*EXERCISE:* Quote all entries exactly, leaving pictures aside.

*Figure record listings:*
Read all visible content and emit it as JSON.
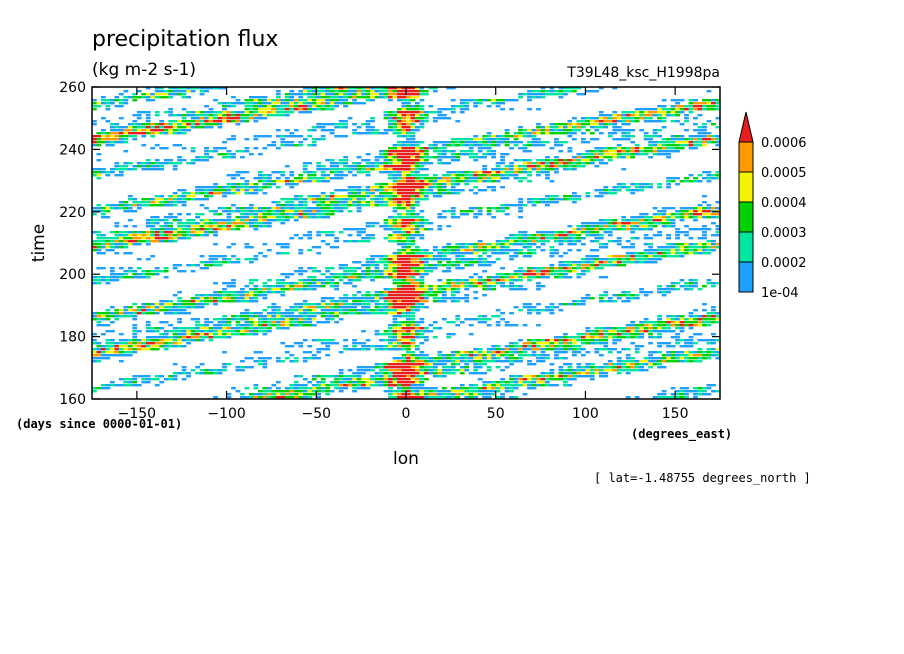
{
  "header": {
    "title": "precipitation flux",
    "units": "(kg m-2 s-1)",
    "run_name": "T39L48_ksc_H1998pa",
    "slice_note": "[ lat=-1.48755 degrees_north ]"
  },
  "chart_data": {
    "type": "heatmap",
    "xlabel": "lon",
    "xunits": "(degrees_east)",
    "ylabel": "time",
    "yunits": "(days since 0000-01-01)",
    "xlim": [
      -175,
      175
    ],
    "ylim": [
      160,
      260
    ],
    "x_ticks": [
      -150,
      -100,
      -50,
      0,
      50,
      100,
      150
    ],
    "y_ticks": [
      160,
      180,
      200,
      220,
      240,
      260
    ],
    "colorbar": {
      "levels": [
        "1e-04",
        "0.0002",
        "0.0003",
        "0.0004",
        "0.0005",
        "0.0006"
      ],
      "colors": [
        "#1ea0ff",
        "#00e6a0",
        "#00d200",
        "#f5f500",
        "#ff9a00",
        "#e61e1e"
      ],
      "extend": "max"
    },
    "features": {
      "stationary_band_lon": 0,
      "propagation": "eastward-sloping streaks across the Pacific and Indian Ocean sector"
    }
  }
}
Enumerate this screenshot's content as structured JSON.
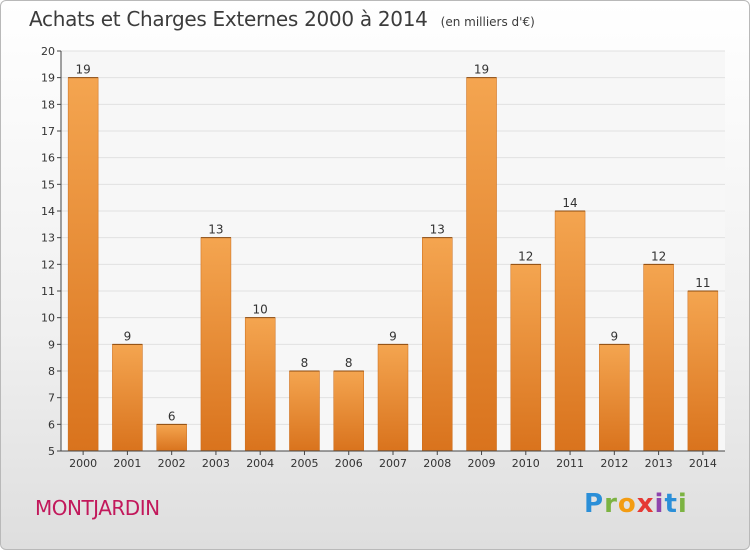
{
  "header": {
    "title": "Achats et Charges Externes 2000 à 2014",
    "subtitle": "(en milliers d'€)"
  },
  "footer": {
    "city": "MONTJARDIN",
    "logo_letters": [
      "P",
      "r",
      "o",
      "x",
      "i",
      "t",
      "i"
    ],
    "logo_colors": [
      "#2b8fd8",
      "#7cb342",
      "#f39c12",
      "#e53935",
      "#8e44ad",
      "#2b8fd8",
      "#7cb342"
    ]
  },
  "colors": {
    "bar_top": "#f4a550",
    "bar_bottom": "#d9731d",
    "grid": "#e2e2e2",
    "axis": "#444444"
  },
  "chart_data": {
    "type": "bar",
    "categories": [
      "2000",
      "2001",
      "2002",
      "2003",
      "2004",
      "2005",
      "2006",
      "2007",
      "2008",
      "2009",
      "2010",
      "2011",
      "2012",
      "2013",
      "2014"
    ],
    "values": [
      19,
      9,
      6,
      13,
      10,
      8,
      8,
      9,
      13,
      19,
      12,
      14,
      9,
      12,
      11
    ],
    "ylim": [
      5,
      20
    ],
    "yticks": [
      5,
      6,
      7,
      8,
      9,
      10,
      11,
      12,
      13,
      14,
      15,
      16,
      17,
      18,
      19,
      20
    ],
    "grid": true,
    "data_labels": true
  }
}
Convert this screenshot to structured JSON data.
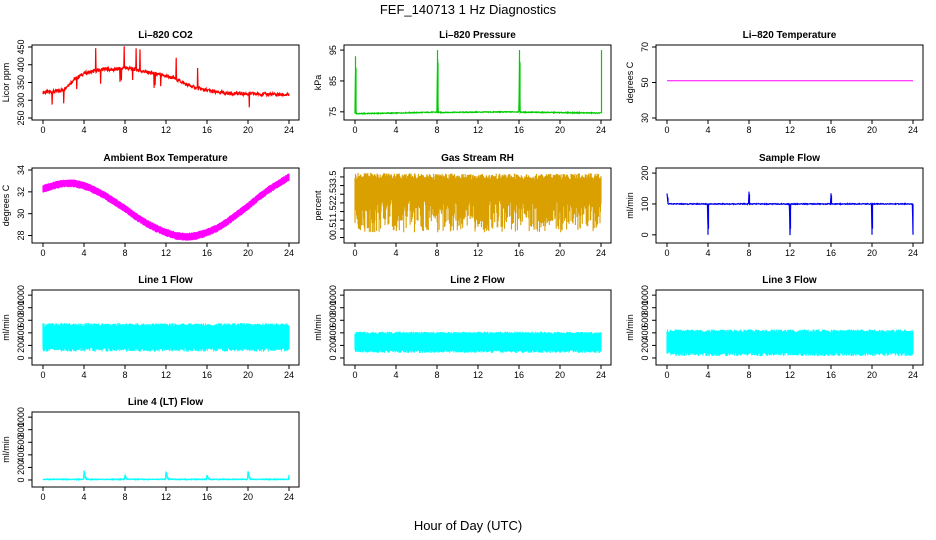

*WRITTEN RESPONSE:*
Read all visible content and emit it as JSON.
{
  "header": {
    "title": "precipitation flux",
    "units": "(kg m-2 s-1)",
    "run_name": "T39L48_ksc_H1998pa",
    "slice_note": "[ lat=-1.48755 degrees_north ]"
  },
  "chart_data": {
    "type": "heatmap",
    "xlabel": "lon",
    "xunits": "(degrees_east)",
    "ylabel": "time",
    "yunits": "(days since 0000-01-01)",
    "xlim": [
      -175,
      175
    ],
    "ylim": [
      160,
      260
    ],
    "x_ticks": [
      -150,
      -100,
      -50,
      0,
      50,
      100,
      150
    ],
    "y_ticks": [
      160,
      180,
      200,
      220,
      240,
      260
    ],
    "colorbar": {
      "levels": [
        "1e-04",
        "0.0002",
        "0.0003",
        "0.0004",
        "0.0005",
        "0.0006"
      ],
      "colors": [
        "#1ea0ff",
        "#00e6a0",
        "#00d200",
        "#f5f500",
        "#ff9a00",
        "#e61e1e"
      ],
      "extend": "max"
    },
    "features": {
      "stationary_band_lon": 0,
      "propagation": "eastward-sloping streaks across the Pacific and Indian Ocean sector"
    }
  }
}
Enumerate this screenshot's content as structured JSON.
{
  "header": {
    "title": "Achats et Charges Externes 2000 à 2014",
    "subtitle": "(en milliers d'€)"
  },
  "footer": {
    "city": "MONTJARDIN",
    "logo_letters": [
      "P",
      "r",
      "o",
      "x",
      "i",
      "t",
      "i"
    ],
    "logo_colors": [
      "#2b8fd8",
      "#7cb342",
      "#f39c12",
      "#e53935",
      "#8e44ad",
      "#2b8fd8",
      "#7cb342"
    ]
  },
  "colors": {
    "bar_top": "#f4a550",
    "bar_bottom": "#d9731d",
    "grid": "#e2e2e2",
    "axis": "#444444"
  },
  "chart_data": {
    "type": "bar",
    "categories": [
      "2000",
      "2001",
      "2002",
      "2003",
      "2004",
      "2005",
      "2006",
      "2007",
      "2008",
      "2009",
      "2010",
      "2011",
      "2012",
      "2013",
      "2014"
    ],
    "values": [
      19,
      9,
      6,
      13,
      10,
      8,
      8,
      9,
      13,
      19,
      12,
      14,
      9,
      12,
      11
    ],
    "ylim": [
      5,
      20
    ],
    "yticks": [
      5,
      6,
      7,
      8,
      9,
      10,
      11,
      12,
      13,
      14,
      15,
      16,
      17,
      18,
      19,
      20
    ],
    "grid": true,
    "data_labels": true
  }
}
Convert this screenshot to structured JSON data.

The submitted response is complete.